→ Records provided
-- Begin --

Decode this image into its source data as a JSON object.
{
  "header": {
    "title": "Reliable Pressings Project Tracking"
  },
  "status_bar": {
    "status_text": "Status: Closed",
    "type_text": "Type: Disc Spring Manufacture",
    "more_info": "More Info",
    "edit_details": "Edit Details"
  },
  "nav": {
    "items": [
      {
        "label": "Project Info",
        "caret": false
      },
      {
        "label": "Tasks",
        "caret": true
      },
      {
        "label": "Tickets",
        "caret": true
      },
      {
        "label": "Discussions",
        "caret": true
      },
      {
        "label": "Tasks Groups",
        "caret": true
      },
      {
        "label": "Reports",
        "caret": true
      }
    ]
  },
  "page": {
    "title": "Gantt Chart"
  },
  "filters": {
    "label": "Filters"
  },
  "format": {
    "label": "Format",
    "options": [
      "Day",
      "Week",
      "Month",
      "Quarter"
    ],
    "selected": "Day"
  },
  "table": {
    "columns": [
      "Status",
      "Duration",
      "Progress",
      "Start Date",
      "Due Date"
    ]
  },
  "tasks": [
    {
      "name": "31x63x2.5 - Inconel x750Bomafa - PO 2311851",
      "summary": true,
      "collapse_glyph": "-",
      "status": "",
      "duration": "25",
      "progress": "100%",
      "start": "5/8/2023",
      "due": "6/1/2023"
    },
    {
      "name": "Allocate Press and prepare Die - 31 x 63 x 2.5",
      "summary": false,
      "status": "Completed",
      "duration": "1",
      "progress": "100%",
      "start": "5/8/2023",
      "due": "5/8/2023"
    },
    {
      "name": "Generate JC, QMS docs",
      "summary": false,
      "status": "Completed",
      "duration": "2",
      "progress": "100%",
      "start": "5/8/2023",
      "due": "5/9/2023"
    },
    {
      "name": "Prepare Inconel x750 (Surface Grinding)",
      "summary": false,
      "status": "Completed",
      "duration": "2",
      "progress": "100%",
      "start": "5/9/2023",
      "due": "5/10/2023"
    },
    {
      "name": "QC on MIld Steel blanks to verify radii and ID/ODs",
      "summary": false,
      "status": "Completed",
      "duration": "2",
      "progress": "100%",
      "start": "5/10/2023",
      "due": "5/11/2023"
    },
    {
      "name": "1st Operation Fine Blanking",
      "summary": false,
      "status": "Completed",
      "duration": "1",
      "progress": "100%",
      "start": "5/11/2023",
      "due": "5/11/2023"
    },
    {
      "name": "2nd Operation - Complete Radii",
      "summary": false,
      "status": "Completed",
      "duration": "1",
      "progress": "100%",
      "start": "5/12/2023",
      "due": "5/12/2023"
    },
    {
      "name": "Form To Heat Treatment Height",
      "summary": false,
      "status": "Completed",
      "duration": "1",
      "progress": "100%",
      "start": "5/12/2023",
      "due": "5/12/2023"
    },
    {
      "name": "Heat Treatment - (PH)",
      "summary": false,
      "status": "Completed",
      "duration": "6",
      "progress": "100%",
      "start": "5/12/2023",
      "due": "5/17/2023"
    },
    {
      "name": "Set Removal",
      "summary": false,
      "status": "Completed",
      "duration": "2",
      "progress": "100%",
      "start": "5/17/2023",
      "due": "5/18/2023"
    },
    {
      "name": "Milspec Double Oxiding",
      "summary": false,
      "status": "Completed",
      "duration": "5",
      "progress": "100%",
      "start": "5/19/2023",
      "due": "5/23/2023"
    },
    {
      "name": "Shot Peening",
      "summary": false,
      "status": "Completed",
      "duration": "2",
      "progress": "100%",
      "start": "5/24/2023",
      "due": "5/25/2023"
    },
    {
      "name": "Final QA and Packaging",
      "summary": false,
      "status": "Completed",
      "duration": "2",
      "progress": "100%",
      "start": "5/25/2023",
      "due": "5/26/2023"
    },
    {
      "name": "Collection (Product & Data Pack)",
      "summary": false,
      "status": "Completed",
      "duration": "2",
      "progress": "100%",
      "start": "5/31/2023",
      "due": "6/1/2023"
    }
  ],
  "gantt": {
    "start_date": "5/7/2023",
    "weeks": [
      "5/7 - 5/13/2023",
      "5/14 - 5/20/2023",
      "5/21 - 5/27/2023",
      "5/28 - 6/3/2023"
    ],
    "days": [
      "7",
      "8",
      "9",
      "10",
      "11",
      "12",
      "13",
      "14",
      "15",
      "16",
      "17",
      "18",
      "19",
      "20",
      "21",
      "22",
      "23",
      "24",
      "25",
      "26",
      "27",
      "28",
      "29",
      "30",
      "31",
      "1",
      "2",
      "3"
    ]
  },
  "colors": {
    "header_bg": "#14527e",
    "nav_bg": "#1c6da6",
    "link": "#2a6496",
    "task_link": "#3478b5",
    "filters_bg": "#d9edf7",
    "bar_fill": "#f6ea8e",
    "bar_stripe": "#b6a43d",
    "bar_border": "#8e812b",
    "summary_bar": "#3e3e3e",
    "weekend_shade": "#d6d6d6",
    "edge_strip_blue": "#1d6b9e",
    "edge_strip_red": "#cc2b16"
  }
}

-- End --

→ Prompt
Exactly reproduce the material above.

→ Answer
Decode this image into its source data as a JSON object.
{
  "header": {
    "title": "Reliable Pressings Project Tracking"
  },
  "status_bar": {
    "status_text": "Status: Closed",
    "type_text": "Type: Disc Spring Manufacture",
    "more_info": "More Info",
    "edit_details": "Edit Details"
  },
  "nav": {
    "items": [
      {
        "label": "Project Info",
        "caret": false
      },
      {
        "label": "Tasks",
        "caret": true
      },
      {
        "label": "Tickets",
        "caret": true
      },
      {
        "label": "Discussions",
        "caret": true
      },
      {
        "label": "Tasks Groups",
        "caret": true
      },
      {
        "label": "Reports",
        "caret": true
      }
    ]
  },
  "page": {
    "title": "Gantt Chart"
  },
  "filters": {
    "label": "Filters"
  },
  "format": {
    "label": "Format",
    "options": [
      "Day",
      "Week",
      "Month",
      "Quarter"
    ],
    "selected": "Day"
  },
  "table": {
    "columns": [
      "Status",
      "Duration",
      "Progress",
      "Start Date",
      "Due Date"
    ]
  },
  "tasks": [
    {
      "name": "31x63x2.5 - Inconel x750Bomafa - PO 2311851",
      "summary": true,
      "collapse_glyph": "-",
      "status": "",
      "duration": "25",
      "progress": "100%",
      "start": "5/8/2023",
      "due": "6/1/2023"
    },
    {
      "name": "Allocate Press and prepare Die - 31 x 63 x 2.5",
      "summary": false,
      "status": "Completed",
      "duration": "1",
      "progress": "100%",
      "start": "5/8/2023",
      "due": "5/8/2023"
    },
    {
      "name": "Generate JC, QMS docs",
      "summary": false,
      "status": "Completed",
      "duration": "2",
      "progress": "100%",
      "start": "5/8/2023",
      "due": "5/9/2023"
    },
    {
      "name": "Prepare Inconel x750 (Surface Grinding)",
      "summary": false,
      "status": "Completed",
      "duration": "2",
      "progress": "100%",
      "start": "5/9/2023",
      "due": "5/10/2023"
    },
    {
      "name": "QC on MIld Steel blanks to verify radii and ID/ODs",
      "summary": false,
      "status": "Completed",
      "duration": "2",
      "progress": "100%",
      "start": "5/10/2023",
      "due": "5/11/2023"
    },
    {
      "name": "1st Operation Fine Blanking",
      "summary": false,
      "status": "Completed",
      "duration": "1",
      "progress": "100%",
      "start": "5/11/2023",
      "due": "5/11/2023"
    },
    {
      "name": "2nd Operation - Complete Radii",
      "summary": false,
      "status": "Completed",
      "duration": "1",
      "progress": "100%",
      "start": "5/12/2023",
      "due": "5/12/2023"
    },
    {
      "name": "Form To Heat Treatment Height",
      "summary": false,
      "status": "Completed",
      "duration": "1",
      "progress": "100%",
      "start": "5/12/2023",
      "due": "5/12/2023"
    },
    {
      "name": "Heat Treatment - (PH)",
      "summary": false,
      "status": "Completed",
      "duration": "6",
      "progress": "100%",
      "start": "5/12/2023",
      "due": "5/17/2023"
    },
    {
      "name": "Set Removal",
      "summary": false,
      "status": "Completed",
      "duration": "2",
      "progress": "100%",
      "start": "5/17/2023",
      "due": "5/18/2023"
    },
    {
      "name": "Milspec Double Oxiding",
      "summary": false,
      "status": "Completed",
      "duration": "5",
      "progress": "100%",
      "start": "5/19/2023",
      "due": "5/23/2023"
    },
    {
      "name": "Shot Peening",
      "summary": false,
      "status": "Completed",
      "duration": "2",
      "progress": "100%",
      "start": "5/24/2023",
      "due": "5/25/2023"
    },
    {
      "name": "Final QA and Packaging",
      "summary": false,
      "status": "Completed",
      "duration": "2",
      "progress": "100%",
      "start": "5/25/2023",
      "due": "5/26/2023"
    },
    {
      "name": "Collection (Product & Data Pack)",
      "summary": false,
      "status": "Completed",
      "duration": "2",
      "progress": "100%",
      "start": "5/31/2023",
      "due": "6/1/2023"
    }
  ],
  "gantt": {
    "start_date": "5/7/2023",
    "weeks": [
      "5/7 - 5/13/2023",
      "5/14 - 5/20/2023",
      "5/21 - 5/27/2023",
      "5/28 - 6/3/2023"
    ],
    "days": [
      "7",
      "8",
      "9",
      "10",
      "11",
      "12",
      "13",
      "14",
      "15",
      "16",
      "17",
      "18",
      "19",
      "20",
      "21",
      "22",
      "23",
      "24",
      "25",
      "26",
      "27",
      "28",
      "29",
      "30",
      "31",
      "1",
      "2",
      "3"
    ]
  },
  "colors": {
    "header_bg": "#14527e",
    "nav_bg": "#1c6da6",
    "link": "#2a6496",
    "task_link": "#3478b5",
    "filters_bg": "#d9edf7",
    "bar_fill": "#f6ea8e",
    "bar_stripe": "#b6a43d",
    "bar_border": "#8e812b",
    "summary_bar": "#3e3e3e",
    "weekend_shade": "#d6d6d6",
    "edge_strip_blue": "#1d6b9e",
    "edge_strip_red": "#cc2b16"
  }
}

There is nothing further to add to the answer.